Written task |
Draw out every line with the word "cache" from the listing below.
--- Begin Data supplied ---
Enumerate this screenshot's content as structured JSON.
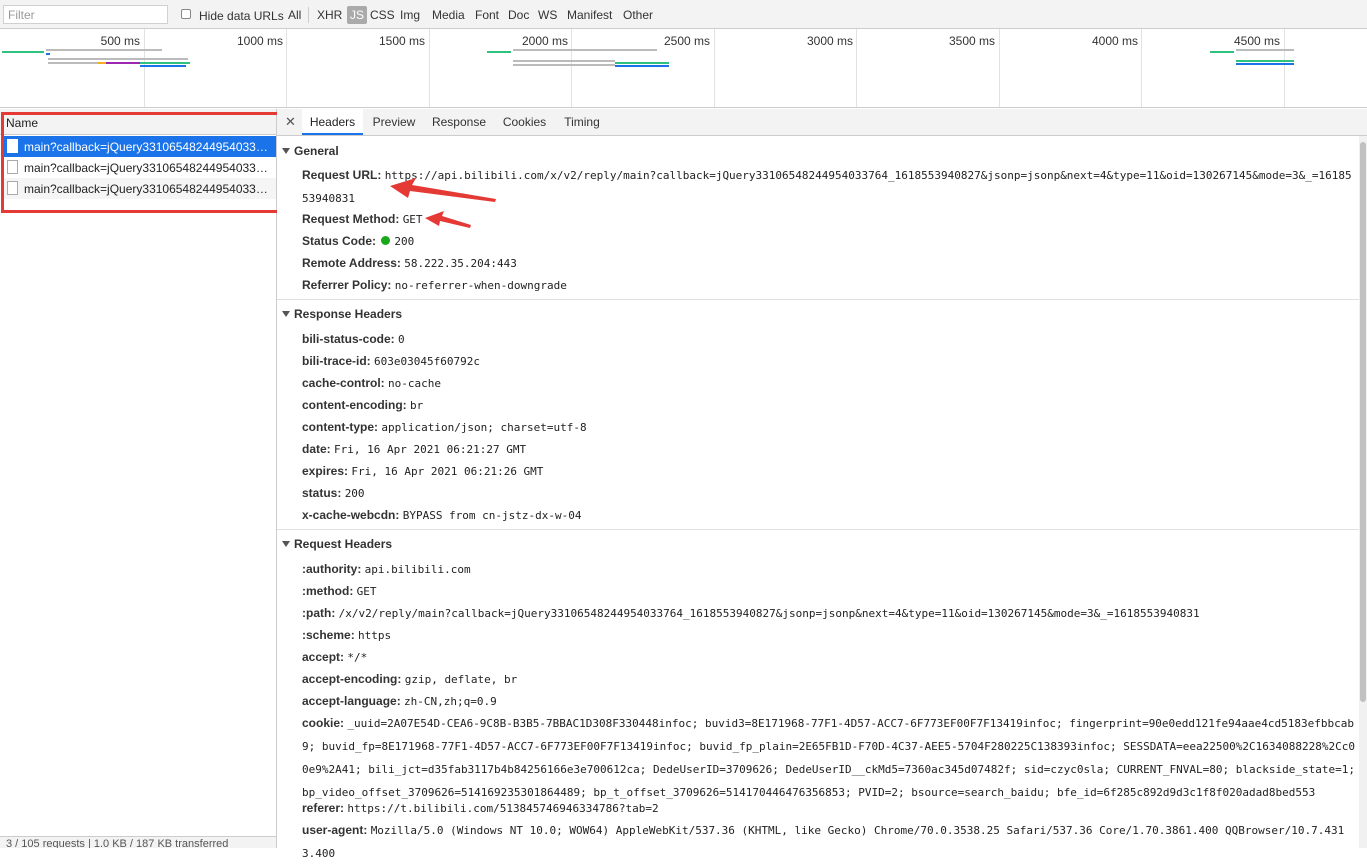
{
  "filterbar": {
    "filter_placeholder": "Filter",
    "hide_data_urls_label": "Hide data URLs",
    "types": [
      "All",
      "XHR",
      "JS",
      "CSS",
      "Img",
      "Media",
      "Font",
      "Doc",
      "WS",
      "Manifest",
      "Other"
    ],
    "selected_type": "JS"
  },
  "overview": {
    "ticks": [
      "500 ms",
      "1000 ms",
      "1500 ms",
      "2000 ms",
      "2500 ms",
      "3000 ms",
      "3500 ms",
      "4000 ms",
      "4500 ms"
    ]
  },
  "requests": {
    "column_header": "Name",
    "items": [
      "main?callback=jQuery331065482449540337...",
      "main?callback=jQuery331065482449540337...",
      "main?callback=jQuery331065482449540337..."
    ],
    "summary": "3 / 105 requests | 1.0 KB / 187 KB transferred"
  },
  "tabs": [
    "Headers",
    "Preview",
    "Response",
    "Cookies",
    "Timing"
  ],
  "active_tab": "Headers",
  "general": {
    "title": "General",
    "rows": [
      {
        "key": "Request URL:",
        "value": "https://api.bilibili.com/x/v2/reply/main?callback=jQuery33106548244954033764_1618553940827&jsonp=jsonp&next=4&type=11&oid=130267145&mode=3&_=1618553940831"
      },
      {
        "key": "Request Method:",
        "value": "GET"
      },
      {
        "key": "Status Code:",
        "value": "200"
      },
      {
        "key": "Remote Address:",
        "value": "58.222.35.204:443"
      },
      {
        "key": "Referrer Policy:",
        "value": "no-referrer-when-downgrade"
      }
    ]
  },
  "response_headers": {
    "title": "Response Headers",
    "rows": [
      {
        "key": "bili-status-code:",
        "value": "0"
      },
      {
        "key": "bili-trace-id:",
        "value": "603e03045f60792c"
      },
      {
        "key": "cache-control:",
        "value": "no-cache"
      },
      {
        "key": "content-encoding:",
        "value": "br"
      },
      {
        "key": "content-type:",
        "value": "application/json; charset=utf-8"
      },
      {
        "key": "date:",
        "value": "Fri, 16 Apr 2021 06:21:27 GMT"
      },
      {
        "key": "expires:",
        "value": "Fri, 16 Apr 2021 06:21:26 GMT"
      },
      {
        "key": "status:",
        "value": "200"
      },
      {
        "key": "x-cache-webcdn:",
        "value": "BYPASS from cn-jstz-dx-w-04"
      }
    ]
  },
  "request_headers": {
    "title": "Request Headers",
    "rows": [
      {
        "key": ":authority:",
        "value": "api.bilibili.com"
      },
      {
        "key": ":method:",
        "value": "GET"
      },
      {
        "key": ":path:",
        "value": "/x/v2/reply/main?callback=jQuery33106548244954033764_1618553940827&jsonp=jsonp&next=4&type=11&oid=130267145&mode=3&_=1618553940831"
      },
      {
        "key": ":scheme:",
        "value": "https"
      },
      {
        "key": "accept:",
        "value": "*/*"
      },
      {
        "key": "accept-encoding:",
        "value": "gzip, deflate, br"
      },
      {
        "key": "accept-language:",
        "value": "zh-CN,zh;q=0.9"
      },
      {
        "key": "cookie:",
        "value": "_uuid=2A07E54D-CEA6-9C8B-B3B5-7BBAC1D308F330448infoc; buvid3=8E171968-77F1-4D57-ACC7-6F773EF00F7F13419infoc; fingerprint=90e0edd121fe94aae4cd5183efbbcab9; buvid_fp=8E171968-77F1-4D57-ACC7-6F773EF00F7F13419infoc; buvid_fp_plain=2E65FB1D-F70D-4C37-AEE5-5704F280225C138393infoc; SESSDATA=eea22500%2C1634088228%2Cc00e9%2A41; bili_jct=d35fab3117b4b84256166e3e700612ca; DedeUserID=3709626; DedeUserID__ckMd5=7360ac345d07482f; sid=czyc0sla; CURRENT_FNVAL=80; blackside_state=1; bp_video_offset_3709626=514169235301864489; bp_t_offset_3709626=514170446476356853; PVID=2; bsource=search_baidu; bfe_id=6f285c892d9d3c1f8f020adad8bed553"
      },
      {
        "key": "referer:",
        "value": "https://t.bilibili.com/513845746946334786?tab=2"
      },
      {
        "key": "user-agent:",
        "value": "Mozilla/5.0 (Windows NT 10.0; WOW64) AppleWebKit/537.36 (KHTML, like Gecko) Chrome/70.0.3538.25 Safari/537.36 Core/1.70.3861.400 QQBrowser/10.7.4313.400"
      }
    ]
  },
  "colors": {
    "selected_row": "#1a73e8",
    "annotation_red": "#e53935",
    "status_green": "#1aa81a"
  }
}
--- End Data supplied ---
Solution for this task |
        "key": "cache-control:",
        "value": "no-cache"
        "key": "x-cache-webcdn:",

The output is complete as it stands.